■ Objective ■
Tally every line featuring "relationship", then give that tally alone.

■ Records provided ■
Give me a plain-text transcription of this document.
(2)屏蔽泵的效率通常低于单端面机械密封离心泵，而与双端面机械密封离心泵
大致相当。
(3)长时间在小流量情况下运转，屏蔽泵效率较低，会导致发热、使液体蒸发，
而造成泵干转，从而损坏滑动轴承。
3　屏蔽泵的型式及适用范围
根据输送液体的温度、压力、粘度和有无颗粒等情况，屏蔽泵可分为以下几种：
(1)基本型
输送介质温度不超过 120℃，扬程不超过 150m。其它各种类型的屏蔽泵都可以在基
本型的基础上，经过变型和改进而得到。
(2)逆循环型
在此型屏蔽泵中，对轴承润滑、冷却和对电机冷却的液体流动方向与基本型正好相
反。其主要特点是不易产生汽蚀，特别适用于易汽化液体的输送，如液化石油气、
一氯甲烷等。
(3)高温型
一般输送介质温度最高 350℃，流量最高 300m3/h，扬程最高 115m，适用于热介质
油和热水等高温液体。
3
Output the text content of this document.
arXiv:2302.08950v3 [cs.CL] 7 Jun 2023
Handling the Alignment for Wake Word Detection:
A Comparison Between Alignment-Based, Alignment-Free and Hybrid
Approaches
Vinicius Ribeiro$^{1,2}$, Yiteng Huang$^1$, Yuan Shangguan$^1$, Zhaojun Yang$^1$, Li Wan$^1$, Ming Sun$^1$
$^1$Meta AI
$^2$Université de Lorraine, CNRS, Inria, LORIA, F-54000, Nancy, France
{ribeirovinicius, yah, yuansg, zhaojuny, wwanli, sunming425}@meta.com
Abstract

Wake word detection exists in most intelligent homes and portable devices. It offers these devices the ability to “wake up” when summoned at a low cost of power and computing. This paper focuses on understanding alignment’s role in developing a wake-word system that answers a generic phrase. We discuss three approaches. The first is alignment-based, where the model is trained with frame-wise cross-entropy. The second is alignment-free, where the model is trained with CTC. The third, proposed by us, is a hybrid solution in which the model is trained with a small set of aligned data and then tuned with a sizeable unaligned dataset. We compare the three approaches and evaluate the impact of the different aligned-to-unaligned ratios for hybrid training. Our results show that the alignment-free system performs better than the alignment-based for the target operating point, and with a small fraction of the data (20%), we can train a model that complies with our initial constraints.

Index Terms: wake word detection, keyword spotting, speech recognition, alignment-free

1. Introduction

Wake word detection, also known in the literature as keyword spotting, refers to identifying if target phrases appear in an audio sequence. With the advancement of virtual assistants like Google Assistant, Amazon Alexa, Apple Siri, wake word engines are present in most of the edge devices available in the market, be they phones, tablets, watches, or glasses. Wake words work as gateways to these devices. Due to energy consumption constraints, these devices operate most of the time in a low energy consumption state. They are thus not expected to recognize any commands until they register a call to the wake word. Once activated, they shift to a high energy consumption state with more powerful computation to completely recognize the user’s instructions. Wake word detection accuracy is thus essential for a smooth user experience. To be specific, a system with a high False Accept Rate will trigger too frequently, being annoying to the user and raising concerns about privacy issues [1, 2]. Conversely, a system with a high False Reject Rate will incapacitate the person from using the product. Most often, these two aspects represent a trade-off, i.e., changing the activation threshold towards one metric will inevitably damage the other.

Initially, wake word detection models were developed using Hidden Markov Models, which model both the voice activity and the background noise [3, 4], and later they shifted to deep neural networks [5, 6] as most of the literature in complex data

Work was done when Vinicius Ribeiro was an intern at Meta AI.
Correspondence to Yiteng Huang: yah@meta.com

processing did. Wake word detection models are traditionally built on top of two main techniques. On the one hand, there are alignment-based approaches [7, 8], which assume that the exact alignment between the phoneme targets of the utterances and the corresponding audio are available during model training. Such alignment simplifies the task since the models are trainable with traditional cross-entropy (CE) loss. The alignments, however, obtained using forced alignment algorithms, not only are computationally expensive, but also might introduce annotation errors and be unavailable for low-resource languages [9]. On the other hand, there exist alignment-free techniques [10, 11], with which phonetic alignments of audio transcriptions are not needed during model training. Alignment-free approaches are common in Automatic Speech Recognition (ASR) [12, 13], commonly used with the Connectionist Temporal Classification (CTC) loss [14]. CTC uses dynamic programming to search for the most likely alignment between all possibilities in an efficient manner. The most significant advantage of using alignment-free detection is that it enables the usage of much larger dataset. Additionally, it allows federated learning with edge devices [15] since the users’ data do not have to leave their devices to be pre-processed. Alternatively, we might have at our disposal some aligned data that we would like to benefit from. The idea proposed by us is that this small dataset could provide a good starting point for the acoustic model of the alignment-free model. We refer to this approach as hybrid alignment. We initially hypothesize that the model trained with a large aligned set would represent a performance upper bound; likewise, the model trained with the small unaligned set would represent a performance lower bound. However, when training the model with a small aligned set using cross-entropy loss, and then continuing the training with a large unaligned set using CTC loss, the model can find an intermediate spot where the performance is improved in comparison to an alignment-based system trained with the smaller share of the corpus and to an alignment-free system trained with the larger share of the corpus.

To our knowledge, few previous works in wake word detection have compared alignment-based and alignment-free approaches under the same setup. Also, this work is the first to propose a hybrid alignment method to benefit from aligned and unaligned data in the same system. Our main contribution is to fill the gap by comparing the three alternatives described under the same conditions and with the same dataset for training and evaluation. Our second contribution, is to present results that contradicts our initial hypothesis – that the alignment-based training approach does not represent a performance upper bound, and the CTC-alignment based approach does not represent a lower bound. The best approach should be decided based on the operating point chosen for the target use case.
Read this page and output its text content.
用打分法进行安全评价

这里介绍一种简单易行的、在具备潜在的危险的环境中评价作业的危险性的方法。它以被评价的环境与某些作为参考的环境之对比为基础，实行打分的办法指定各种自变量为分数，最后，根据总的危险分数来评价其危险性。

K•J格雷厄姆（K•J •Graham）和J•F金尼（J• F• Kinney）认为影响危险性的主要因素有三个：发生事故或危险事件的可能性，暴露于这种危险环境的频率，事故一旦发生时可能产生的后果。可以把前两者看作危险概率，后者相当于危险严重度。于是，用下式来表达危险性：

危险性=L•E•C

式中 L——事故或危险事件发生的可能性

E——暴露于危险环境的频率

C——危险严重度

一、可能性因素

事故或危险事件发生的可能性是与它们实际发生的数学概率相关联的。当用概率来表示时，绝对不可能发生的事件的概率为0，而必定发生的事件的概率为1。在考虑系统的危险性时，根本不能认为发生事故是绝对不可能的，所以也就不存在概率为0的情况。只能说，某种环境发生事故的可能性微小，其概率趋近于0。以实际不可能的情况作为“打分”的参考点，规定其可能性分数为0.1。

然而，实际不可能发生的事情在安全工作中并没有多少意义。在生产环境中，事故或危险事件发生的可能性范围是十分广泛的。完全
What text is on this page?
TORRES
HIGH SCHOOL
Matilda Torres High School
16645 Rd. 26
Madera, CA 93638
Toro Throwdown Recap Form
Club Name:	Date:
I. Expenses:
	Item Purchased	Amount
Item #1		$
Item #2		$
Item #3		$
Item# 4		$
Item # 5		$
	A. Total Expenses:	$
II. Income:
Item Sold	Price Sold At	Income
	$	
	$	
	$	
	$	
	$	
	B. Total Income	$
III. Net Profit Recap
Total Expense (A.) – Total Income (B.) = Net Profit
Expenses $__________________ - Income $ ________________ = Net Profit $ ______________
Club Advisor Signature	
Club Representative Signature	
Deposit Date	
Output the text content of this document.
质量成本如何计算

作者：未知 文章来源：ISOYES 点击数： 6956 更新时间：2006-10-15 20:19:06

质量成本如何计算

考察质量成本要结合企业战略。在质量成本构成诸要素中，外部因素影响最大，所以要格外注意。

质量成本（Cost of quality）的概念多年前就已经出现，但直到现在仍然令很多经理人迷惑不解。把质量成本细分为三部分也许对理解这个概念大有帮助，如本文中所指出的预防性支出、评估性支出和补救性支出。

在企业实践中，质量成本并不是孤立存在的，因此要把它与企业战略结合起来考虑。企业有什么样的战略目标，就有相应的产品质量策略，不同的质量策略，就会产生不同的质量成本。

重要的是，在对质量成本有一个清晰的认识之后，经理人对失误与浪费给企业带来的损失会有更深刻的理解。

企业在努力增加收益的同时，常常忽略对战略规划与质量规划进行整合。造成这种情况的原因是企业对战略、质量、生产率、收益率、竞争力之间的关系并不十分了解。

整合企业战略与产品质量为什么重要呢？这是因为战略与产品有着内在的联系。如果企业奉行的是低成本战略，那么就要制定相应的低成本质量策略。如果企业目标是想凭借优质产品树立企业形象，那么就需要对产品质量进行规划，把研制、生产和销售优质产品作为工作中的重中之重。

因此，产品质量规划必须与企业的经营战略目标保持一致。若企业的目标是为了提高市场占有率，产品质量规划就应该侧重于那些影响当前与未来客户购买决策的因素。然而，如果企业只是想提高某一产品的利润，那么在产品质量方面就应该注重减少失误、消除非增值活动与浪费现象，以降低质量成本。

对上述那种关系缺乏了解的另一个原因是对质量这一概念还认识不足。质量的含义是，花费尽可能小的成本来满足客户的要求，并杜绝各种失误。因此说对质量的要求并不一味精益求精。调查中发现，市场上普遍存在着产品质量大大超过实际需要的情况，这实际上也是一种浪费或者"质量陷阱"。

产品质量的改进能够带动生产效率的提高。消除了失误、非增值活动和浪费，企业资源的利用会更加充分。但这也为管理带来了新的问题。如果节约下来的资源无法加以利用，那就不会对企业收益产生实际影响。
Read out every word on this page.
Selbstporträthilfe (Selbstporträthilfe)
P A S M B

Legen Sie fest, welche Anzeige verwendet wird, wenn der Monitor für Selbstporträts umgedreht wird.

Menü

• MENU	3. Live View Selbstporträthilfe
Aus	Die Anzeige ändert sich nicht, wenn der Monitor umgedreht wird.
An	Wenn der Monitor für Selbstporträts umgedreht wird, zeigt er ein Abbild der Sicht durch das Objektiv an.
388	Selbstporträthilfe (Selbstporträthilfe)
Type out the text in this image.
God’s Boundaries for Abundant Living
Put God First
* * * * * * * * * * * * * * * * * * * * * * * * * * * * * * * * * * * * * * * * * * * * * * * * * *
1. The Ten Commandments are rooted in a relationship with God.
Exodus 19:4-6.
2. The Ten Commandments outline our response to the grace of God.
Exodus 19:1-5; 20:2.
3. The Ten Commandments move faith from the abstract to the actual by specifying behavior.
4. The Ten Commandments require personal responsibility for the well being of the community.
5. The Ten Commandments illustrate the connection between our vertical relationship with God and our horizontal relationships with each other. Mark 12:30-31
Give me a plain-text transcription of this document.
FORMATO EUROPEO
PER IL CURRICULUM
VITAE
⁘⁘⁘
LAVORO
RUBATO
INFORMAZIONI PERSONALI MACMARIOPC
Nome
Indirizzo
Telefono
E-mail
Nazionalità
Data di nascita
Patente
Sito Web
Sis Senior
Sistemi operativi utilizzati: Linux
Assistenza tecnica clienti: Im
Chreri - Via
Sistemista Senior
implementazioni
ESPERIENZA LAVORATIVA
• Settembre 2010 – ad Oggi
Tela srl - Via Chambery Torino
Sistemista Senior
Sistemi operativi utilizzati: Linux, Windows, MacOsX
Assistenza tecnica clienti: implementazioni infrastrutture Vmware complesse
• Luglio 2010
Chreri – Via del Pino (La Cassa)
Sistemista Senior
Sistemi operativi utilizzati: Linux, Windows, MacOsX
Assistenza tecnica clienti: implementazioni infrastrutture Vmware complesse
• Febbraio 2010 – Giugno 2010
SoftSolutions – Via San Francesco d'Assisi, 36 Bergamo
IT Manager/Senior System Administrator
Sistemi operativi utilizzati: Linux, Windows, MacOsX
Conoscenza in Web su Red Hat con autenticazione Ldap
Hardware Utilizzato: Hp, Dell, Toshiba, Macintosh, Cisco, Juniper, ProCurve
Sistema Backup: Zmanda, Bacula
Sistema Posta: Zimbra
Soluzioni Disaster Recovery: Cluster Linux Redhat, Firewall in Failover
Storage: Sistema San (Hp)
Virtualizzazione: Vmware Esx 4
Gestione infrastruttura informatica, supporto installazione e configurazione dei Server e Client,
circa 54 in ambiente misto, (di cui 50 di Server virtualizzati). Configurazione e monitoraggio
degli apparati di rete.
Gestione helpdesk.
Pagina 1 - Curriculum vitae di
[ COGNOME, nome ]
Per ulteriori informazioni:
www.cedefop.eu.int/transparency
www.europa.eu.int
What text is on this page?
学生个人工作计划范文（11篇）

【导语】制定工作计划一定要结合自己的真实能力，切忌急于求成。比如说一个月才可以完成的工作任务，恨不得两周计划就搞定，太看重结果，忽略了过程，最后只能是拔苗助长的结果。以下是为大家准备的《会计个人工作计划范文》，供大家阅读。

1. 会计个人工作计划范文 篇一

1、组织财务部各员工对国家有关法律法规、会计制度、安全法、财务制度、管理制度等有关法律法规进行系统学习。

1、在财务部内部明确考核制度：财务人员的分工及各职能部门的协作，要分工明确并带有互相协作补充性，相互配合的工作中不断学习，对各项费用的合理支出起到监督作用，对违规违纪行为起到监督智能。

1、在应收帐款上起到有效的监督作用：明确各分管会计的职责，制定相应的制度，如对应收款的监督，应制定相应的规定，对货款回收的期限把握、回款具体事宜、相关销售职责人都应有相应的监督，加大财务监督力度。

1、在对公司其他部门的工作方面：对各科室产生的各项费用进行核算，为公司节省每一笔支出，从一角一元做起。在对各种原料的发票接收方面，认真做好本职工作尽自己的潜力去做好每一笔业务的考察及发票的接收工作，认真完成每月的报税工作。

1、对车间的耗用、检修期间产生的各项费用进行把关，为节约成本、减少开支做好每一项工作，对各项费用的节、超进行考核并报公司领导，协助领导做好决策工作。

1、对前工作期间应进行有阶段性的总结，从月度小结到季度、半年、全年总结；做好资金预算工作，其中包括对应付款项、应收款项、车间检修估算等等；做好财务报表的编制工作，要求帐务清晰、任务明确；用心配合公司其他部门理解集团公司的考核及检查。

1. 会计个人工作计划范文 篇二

■ Answer to the task ■
2